# DIRECTIONS FOR THIS TASK
Copy the data exactly as it appears, and do not include any pictures.

(Data listing)
========================================
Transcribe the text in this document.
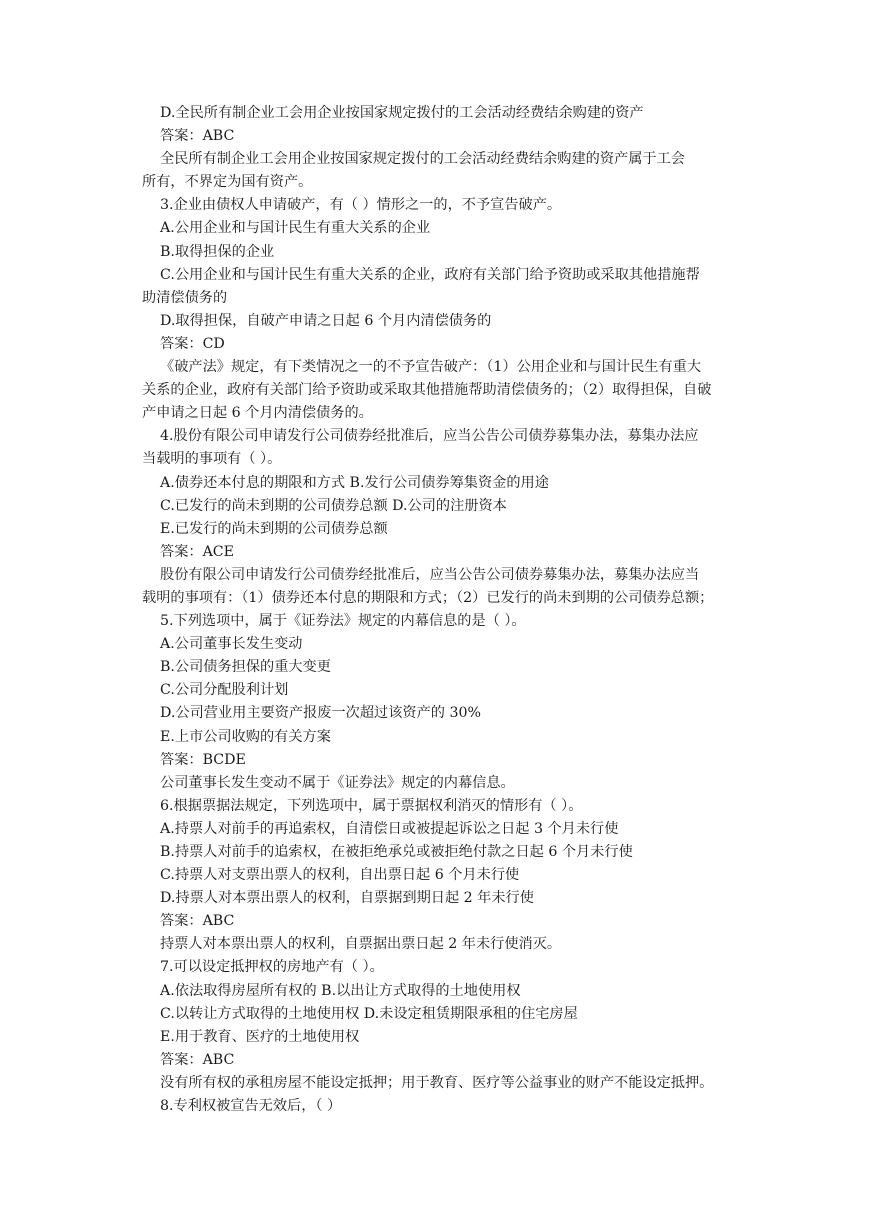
D.全民所有制企业工会用企业按国家规定拨付的工会活动经费结余购建的资产
答案：ABC
全民所有制企业工会用企业按国家规定拨付的工会活动经费结余购建的资产属于工会
所有，不界定为国有资产。
3.企业由债权人申请破产，有（ ）情形之一的，不予宣告破产。
A.公用企业和与国计民生有重大关系的企业
B.取得担保的企业
C.公用企业和与国计民生有重大关系的企业，政府有关部门给予资助或采取其他措施帮
助清偿债务的
D.取得担保，自破产申请之日起 6 个月内清偿债务的
答案：CD
《破产法》规定，有下类情况之一的不予宣告破产：（1）公用企业和与国计民生有重大
关系的企业，政府有关部门给予资助或采取其他措施帮助清偿债务的；（2）取得担保，自破
产申请之日起 6 个月内清偿债务的。
4.股份有限公司申请发行公司债券经批准后，应当公告公司债券募集办法，募集办法应
当载明的事项有（ ）。
A.债券还本付息的期限和方式 B.发行公司债券筹集资金的用途
C.已发行的尚未到期的公司债券总额 D.公司的注册资本
E.已发行的尚未到期的公司债券总额
答案：ACE
股份有限公司申请发行公司债券经批准后，应当公告公司债券募集办法，募集办法应当
载明的事项有：（1）债券还本付息的期限和方式；（2）已发行的尚未到期的公司债券总额；
5.下列选项中，属于《证券法》规定的内幕信息的是（ ）。
A.公司董事长发生变动
B.公司债务担保的重大变更
C.公司分配股利计划
D.公司营业用主要资产报废一次超过该资产的 30%
E.上市公司收购的有关方案
答案：BCDE
公司董事长发生变动不属于《证券法》规定的内幕信息。
6.根据票据法规定，下列选项中，属于票据权利消灭的情形有（ ）。
A.持票人对前手的再追索权，自清偿日或被提起诉讼之日起 3 个月未行使
B.持票人对前手的追索权，在被拒绝承兑或被拒绝付款之日起 6 个月未行使
C.持票人对支票出票人的权利，自出票日起 6 个月未行使
D.持票人对本票出票人的权利，自票据到期日起 2 年未行使
答案：ABC
持票人对本票出票人的权利，自票据出票日起 2 年未行使消灭。
7.可以设定抵押权的房地产有（ ）。
A.依法取得房屋所有权的 B.以出让方式取得的土地使用权
C.以转让方式取得的土地使用权 D.未设定租赁期限承租的住宅房屋
E.用于教育、医疗的土地使用权
答案：ABC
没有所有权的承租房屋不能设定抵押；用于教育、医疗等公益事业的财产不能设定抵押。
8.专利权被宣告无效后，（ ）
========================================
# RESULT FOR THIS TASK
Transcribe the text in this document.
D.全民所有制企业工会用企业按国家规定拨付的工会活动经费结余购建的资产
答案：ABC
全民所有制企业工会用企业按国家规定拨付的工会活动经费结余购建的资产属于工会
所有，不界定为国有资产。
3.企业由债权人申请破产，有（ ）情形之一的，不予宣告破产。
A.公用企业和与国计民生有重大关系的企业
B.取得担保的企业
C.公用企业和与国计民生有重大关系的企业，政府有关部门给予资助或采取其他措施帮
助清偿债务的
D.取得担保，自破产申请之日起 6 个月内清偿债务的
答案：CD
《破产法》规定，有下类情况之一的不予宣告破产：（1）公用企业和与国计民生有重大
关系的企业，政府有关部门给予资助或采取其他措施帮助清偿债务的；（2）取得担保，自破
产申请之日起 6 个月内清偿债务的。
4.股份有限公司申请发行公司债券经批准后，应当公告公司债券募集办法，募集办法应
当载明的事项有（ ）。
A.债券还本付息的期限和方式 B.发行公司债券筹集资金的用途
C.已发行的尚未到期的公司债券总额 D.公司的注册资本
E.已发行的尚未到期的公司债券总额
答案：ACE
股份有限公司申请发行公司债券经批准后，应当公告公司债券募集办法，募集办法应当
载明的事项有：（1）债券还本付息的期限和方式；（2）已发行的尚未到期的公司债券总额；
5.下列选项中，属于《证券法》规定的内幕信息的是（ ）。
A.公司董事长发生变动
B.公司债务担保的重大变更
C.公司分配股利计划
D.公司营业用主要资产报废一次超过该资产的 30%
E.上市公司收购的有关方案
答案：BCDE
公司董事长发生变动不属于《证券法》规定的内幕信息。
6.根据票据法规定，下列选项中，属于票据权利消灭的情形有（ ）。
A.持票人对前手的再追索权，自清偿日或被提起诉讼之日起 3 个月未行使
B.持票人对前手的追索权，在被拒绝承兑或被拒绝付款之日起 6 个月未行使
C.持票人对支票出票人的权利，自出票日起 6 个月未行使
D.持票人对本票出票人的权利，自票据到期日起 2 年未行使
答案：ABC
持票人对本票出票人的权利，自票据出票日起 2 年未行使消灭。
7.可以设定抵押权的房地产有（ ）。
A.依法取得房屋所有权的 B.以出让方式取得的土地使用权
C.以转让方式取得的土地使用权 D.未设定租赁期限承租的住宅房屋
E.用于教育、医疗的土地使用权
答案：ABC
没有所有权的承租房屋不能设定抵押；用于教育、医疗等公益事业的财产不能设定抵押。
8.专利权被宣告无效后，（ ）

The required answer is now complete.